[Records from a dataset]
'''

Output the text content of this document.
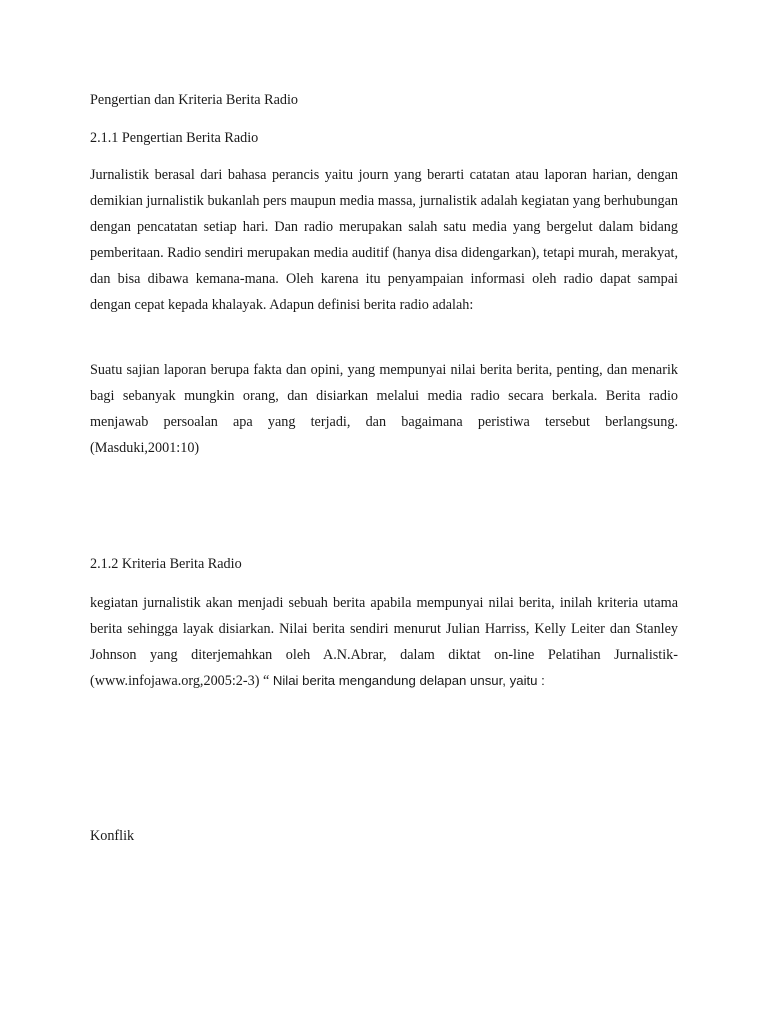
Pengertian dan Kriteria Berita Radio

2.1.1 Pengertian Berita Radio

Jurnalistik berasal dari bahasa perancis yaitu journ yang berarti catatan atau laporan harian, dengan demikian jurnalistik bukanlah pers maupun media massa, jurnalistik adalah kegiatan yang berhubungan dengan pencatatan setiap hari. Dan radio merupakan salah satu media yang bergelut dalam bidang pemberitaan. Radio sendiri merupakan media auditif (hanya disa didengarkan), tetapi murah, merakyat, dan bisa dibawa kemana-mana. Oleh karena itu penyampaian informasi oleh radio dapat sampai dengan cepat kepada khalayak. Adapun definisi berita radio adalah:

Suatu sajian laporan berupa fakta dan opini, yang mempunyai nilai berita berita, penting, dan menarik bagi sebanyak mungkin orang, dan disiarkan melalui media radio secara berkala. Berita radio menjawab persoalan apa yang terjadi, dan bagaimana peristiwa tersebut berlangsung. (Masduki,2001:10)

2.1.2 Kriteria Berita Radio

kegiatan jurnalistik akan menjadi sebuah berita apabila mempunyai nilai berita, inilah kriteria utama berita sehingga layak disiarkan. Nilai berita sendiri menurut Julian Harriss, Kelly Leiter dan Stanley Johnson yang diterjemahkan oleh A.N.Abrar, dalam diktat on-line Pelatihan Jurnalistik-(www.infojawa.org,2005:2-3) “ Nilai berita mengandung delapan unsur, yaitu :

Konflik
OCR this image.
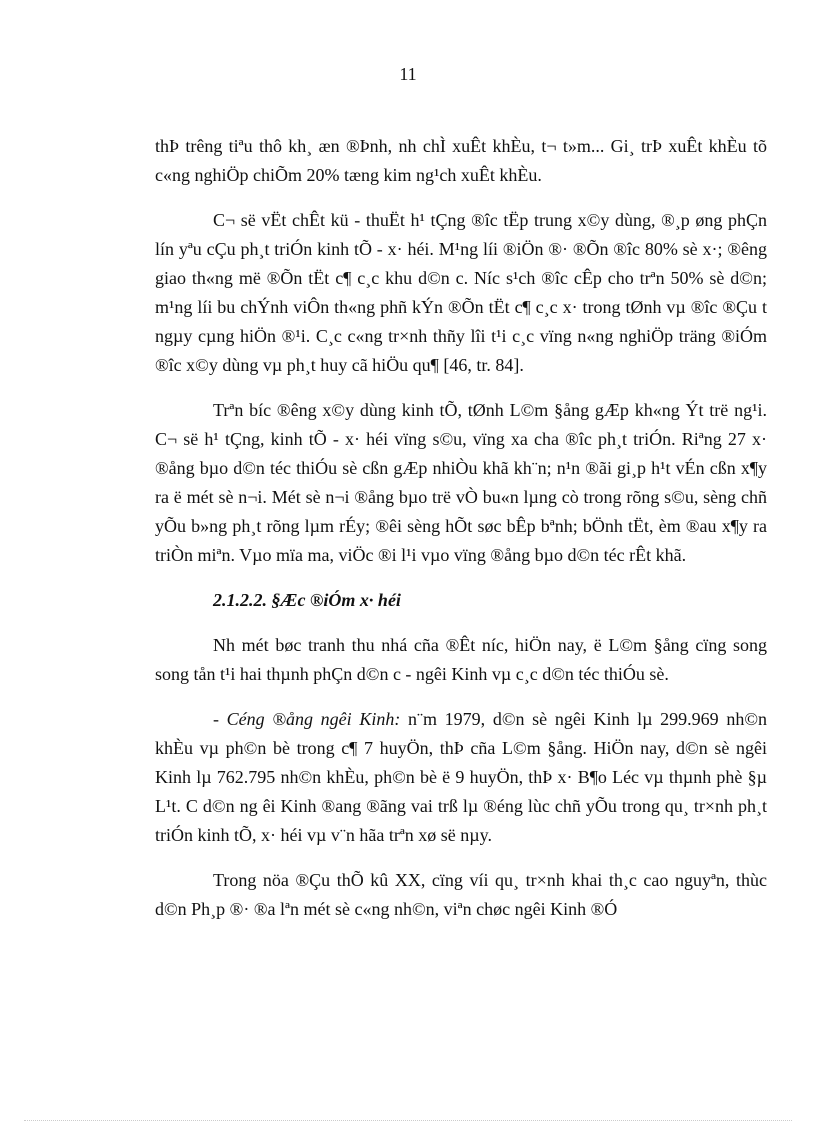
11

thÞ trêng tiªu thô kh¸ æn ®Þnh, nh chÌ xuÊt khÈu, t¬ t»m... Gi¸ trÞ xuÊt khÈu tõ c«ng nghiÖp chiÕm 20% tæng kim ng¹ch xuÊt khÈu.

C¬ së vËt chÊt kü - thuËt h¹ tÇng ®îc tËp trung x©y dùng, ®¸p øng phÇn lín yªu cÇu ph¸t triÓn kinh tÕ - x· héi. M¹ng líi ®iÖn ®· ®Õn ®îc 80% sè x·; ®êng giao th«ng më ®Õn tËt c¶ c¸c khu d©n c. Níc s¹ch ®îc cÊp cho trªn 50% sè d©n; m¹ng líi bu chÝnh viÔn th«ng phñ kÝn ®Õn tËt c¶ c¸c x· trong tØnh vµ ®îc ®Çu t ngµy cµng hiÖn ®¹i. C¸c c«ng tr×nh thñy lîi t¹i c¸c vïng n«ng nghiÖp träng ®iÓm ®îc x©y dùng vµ ph¸t huy cã hiÖu qu¶ [46, tr. 84].

Trªn bíc ®êng x©y dùng kinh tÕ, tØnh L©m §ång gÆp kh«ng Ýt trë ng¹i. C¬ së h¹ tÇng, kinh tÕ - x· héi vïng s©u, vïng xa cha ®îc ph¸t triÓn. Riªng 27 x· ®ång bµo d©n téc thiÓu sè cßn gÆp nhiÒu khã kh¨n; n¹n ®ãi gi¸p h¹t vÉn cßn x¶y ra ë mét sè n¬i. Mét sè n¬i ®ång bµo trë vÒ bu«n lµng cò trong rõng s©u, sèng chñ yÕu b»ng ph¸t rõng lµm rÉy; ®êi sèng hÕt søc bÊp bªnh; bÖnh tËt, èm ®au x¶y ra triÒn miªn. Vµo mïa ma, viÖc ®i l¹i vµo vïng ®ång bµo d©n téc rÊt khã.

2.1.2.2. §Æc ®iÓm x· héi

Nh mét bøc tranh thu nhá cña ®Êt níc, hiÖn nay, ë L©m §ång cïng song song tån t¹i hai thµnh phÇn d©n c - ngêi Kinh vµ c¸c d©n téc thiÓu sè.

- Céng ®ång ngêi Kinh: n¨m 1979, d©n sè ngêi Kinh lµ 299.969 nh©n khÈu vµ ph©n bè trong c¶ 7 huyÖn, thÞ cña L©m §ång. HiÖn nay, d©n sè ngêi Kinh lµ 762.795 nh©n khÈu, ph©n bè ë 9 huyÖn, thÞ x· B¶o Léc vµ thµnh phè §µ L¹t. C d©n ng êi Kinh ®ang ®ãng vai trß lµ ®éng lùc chñ yÕu trong qu¸ tr×nh ph¸t triÓn kinh tÕ, x· héi vµ v¨n hãa trªn xø së nµy.

Trong nöa ®Çu thÕ kû XX, cïng víi qu¸ tr×nh khai th¸c cao nguyªn, thùc d©n Ph¸p ®· ®a lªn mét sè c«ng nh©n, viªn chøc ngêi Kinh ®Ó
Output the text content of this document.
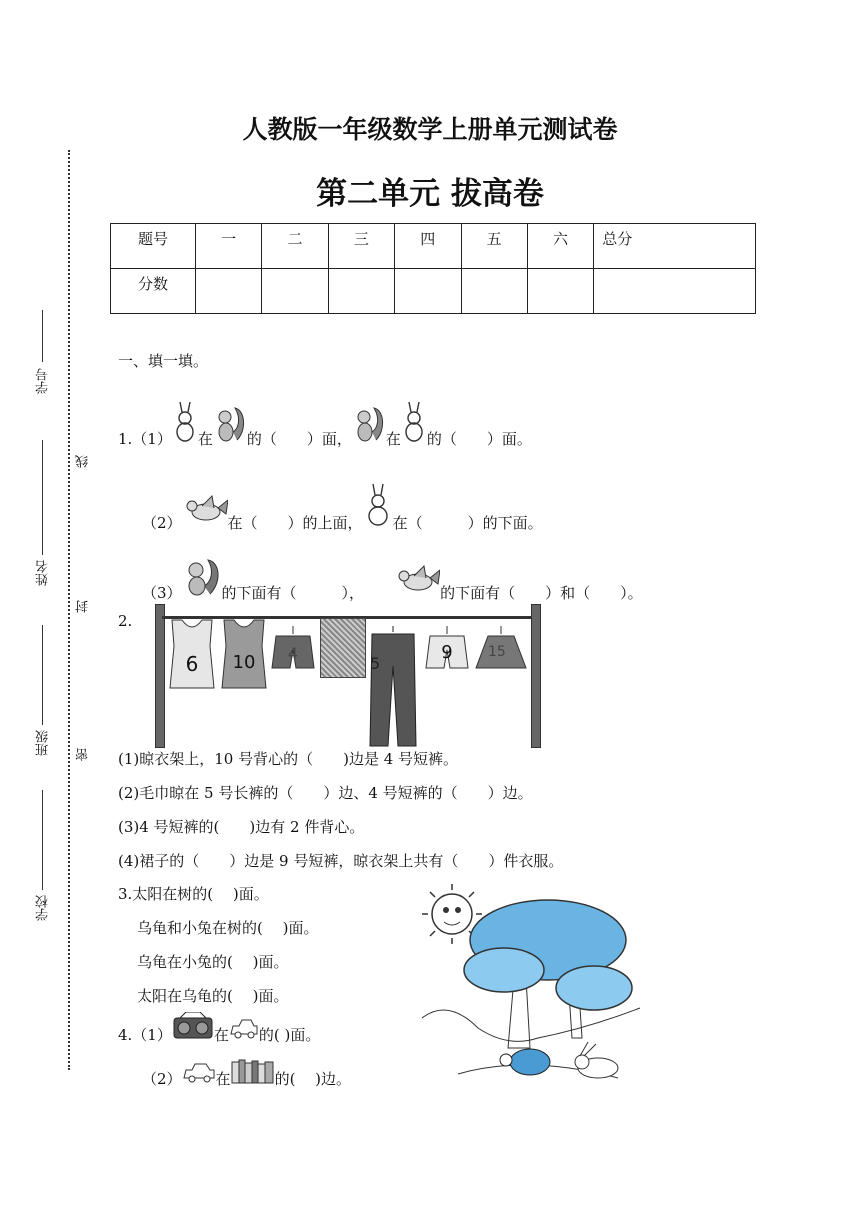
学号
姓名
班级
学校
线
封
密
人教版一年级数学上册单元测试卷
第二单元 拔高卷
题号	一	二	三	四	五	六	总分
分数							
一、填一填。
1.（1） 在 的（　　）面， 在 的（　　）面。
（2）	在（　　）的上面， 在（　　　）的下面。
（3）	的下面有（　　　），	的下面有（　　）和（　　）。
2.
6	10	4
5
9	15
(1)晾衣架上，10 号背心的（　　)边是 4 号短裤。
(2)毛巾晾在 5 号长裤的（　　）边、4 号短裤的（　　）边。
(3)4 号短裤的(　　)边有 2 件背心。
(4)裙子的（　　）边是 9 号短裤，晾衣架上共有（　　）件衣服。
3.太阳在树的(　 )面。
乌龟和小兔在树的(　 )面。
乌龟在小兔的(　 )面。
太阳在乌龟的(　 )面。
4.（1）	在 的( )面。
（2） 在	的(　 )边。
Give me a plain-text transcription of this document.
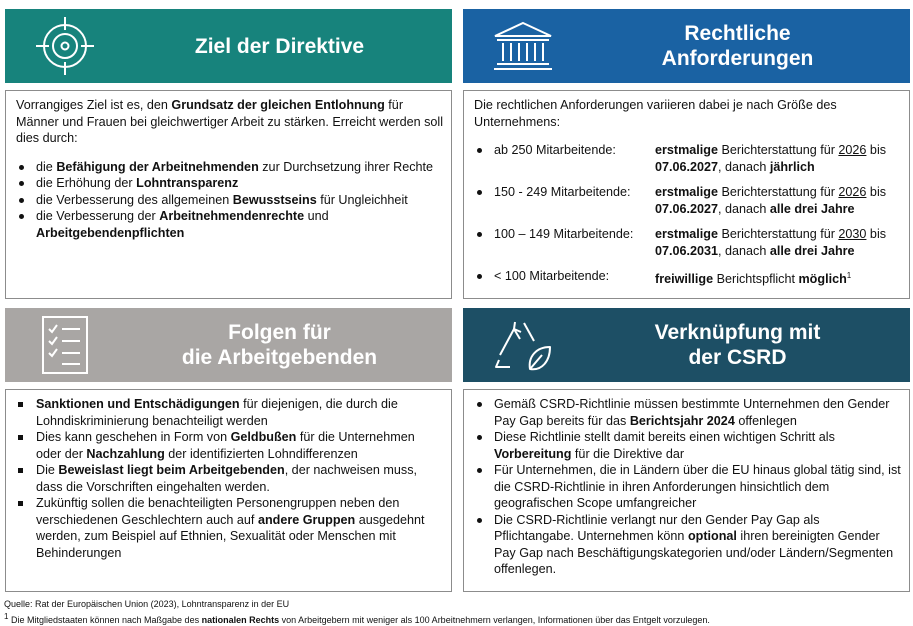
Ziel der Direktive
Rechtliche
Anforderungen

Vorrangiges Ziel ist es, den Grundsatz der gleichen Entlohnung für Männer und Frauen bei gleichwertiger Arbeit zu stärken. Erreicht werden soll dies durch:

die Befähigung der Arbeitnehmenden zur Durchsetzung ihrer Rechte
die Erhöhung der Lohntransparenz
die Verbesserung des allgemeinen Bewusstseins für Ungleichheit
die Verbesserung der Arbeitnehmendenrechte und Arbeitgebendenpflichten

Die rechtlichen Anforderungen variieren dabei je nach Größe des Unternehmens:

ab 250 Mitarbeitende:	erstmalige Berichterstattung für 2026 bis 07.06.2027, danach jährlich
150 - 249 Mitarbeitende:	erstmalige Berichterstattung für 2026 bis 07.06.2027, danach alle drei Jahre
100 – 149 Mitarbeitende:	erstmalige Berichterstattung für 2030 bis 07.06.2031, danach alle drei Jahre
< 100 Mitarbeitende:	freiwillige Berichtspflicht möglich$^1$
Folgen für
die Arbeitgebenden
Verknüpfung mit
der CSRD
Sanktionen und Entschädigungen für diejenigen, die durch die Lohndiskriminierung benachteiligt werden
Dies kann geschehen in Form von Geldbußen für die Unternehmen oder der Nachzahlung der identifizierten Lohndifferenzen
Die Beweislast liegt beim Arbeitgebenden, der nachweisen muss, dass die Vorschriften eingehalten werden.
Zukünftig sollen die benachteiligten Personengruppen neben den verschiedenen Geschlechtern auch auf andere Gruppen ausgedehnt werden, zum Beispiel auf Ethnien, Sexualität oder Menschen mit Behinderungen
Gemäß CSRD-Richtlinie müssen bestimmte Unternehmen den Gender Pay Gap bereits für das Berichtsjahr 2024 offenlegen
Diese Richtlinie stellt damit bereits einen wichtigen Schritt als Vorbereitung für die Direktive dar
Für Unternehmen, die in Ländern über die EU hinaus global tätig sind, ist die CSRD-Richtlinie in ihren Anforderungen hinsichtlich dem geografischen Scope umfangreicher
Die CSRD-Richtlinie verlangt nur den Gender Pay Gap als Pflichtangabe. Unternehmen könn optional ihren bereinigten Gender Pay Gap nach Beschäftigungskategorien und/oder Ländern/Segmenten offenlegen.
Quelle: Rat der Europäischen Union (2023), Lohntransparenz in der EU
$^1$ Die Mitgliedstaaten können nach Maßgabe des nationalen Rechts von Arbeitgebern mit weniger als 100 Arbeitnehmern verlangen, Informationen über das Entgelt vorzulegen.
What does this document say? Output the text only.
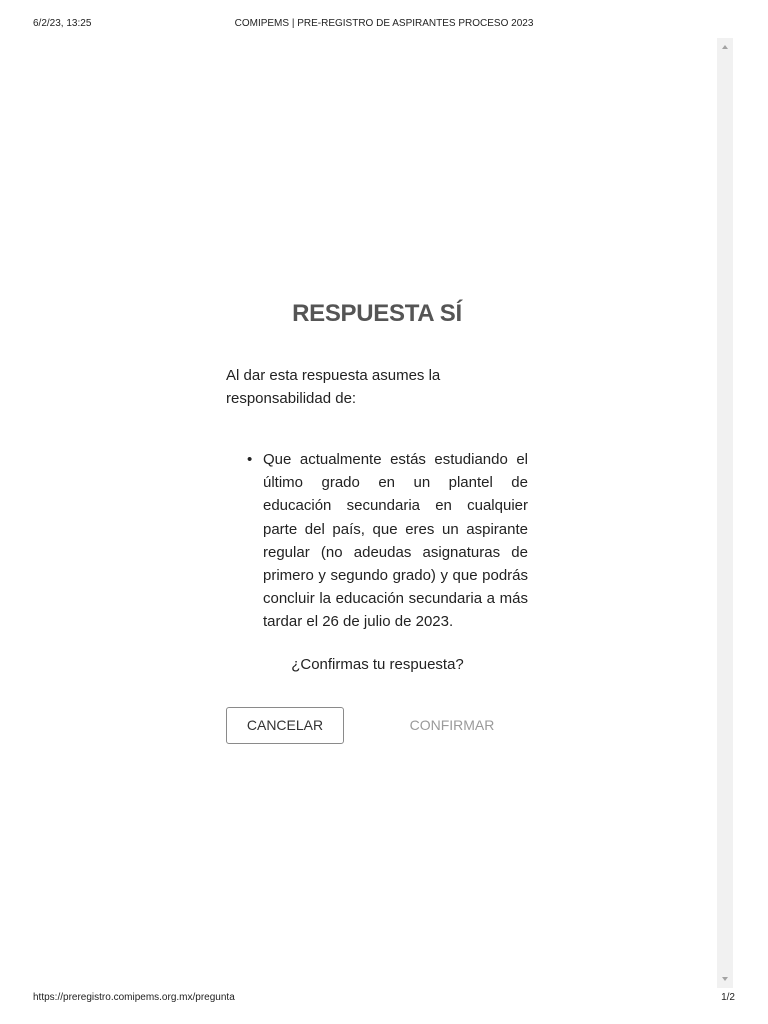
6/2/23, 13:25	COMIPEMS | PRE-REGISTRO DE ASPIRANTES PROCESO 2023
RESPUESTA SÍ

Al dar esta respuesta asumes la responsabilidad de:

• Que actualmente estás estudiando el último grado en un plantel de educación secundaria en cualquier parte del país, que eres un aspirante regular (no adeudas asignaturas de primero y segundo grado) y que podrás concluir la educación secundaria a más tardar el 26 de julio de 2023.

¿Confirmas tu respuesta?

CANCELAR	CONFIRMAR
https://preregistro.comipems.org.mx/pregunta	1/2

'''

- _The request_
Filter the entries above down to the lines containing the word "erstmalige".

- _Exercise response_
ab 250 Mitarbeitende:	erstmalige Berichterstattung für 2026 bis 07.06.2027, danach jährlich
150 - 249 Mitarbeitende:	erstmalige Berichterstattung für 2026 bis 07.06.2027, danach alle drei Jahre
100 – 149 Mitarbeitende:	erstmalige Berichterstattung für 2030 bis 07.06.2031, danach alle drei Jahre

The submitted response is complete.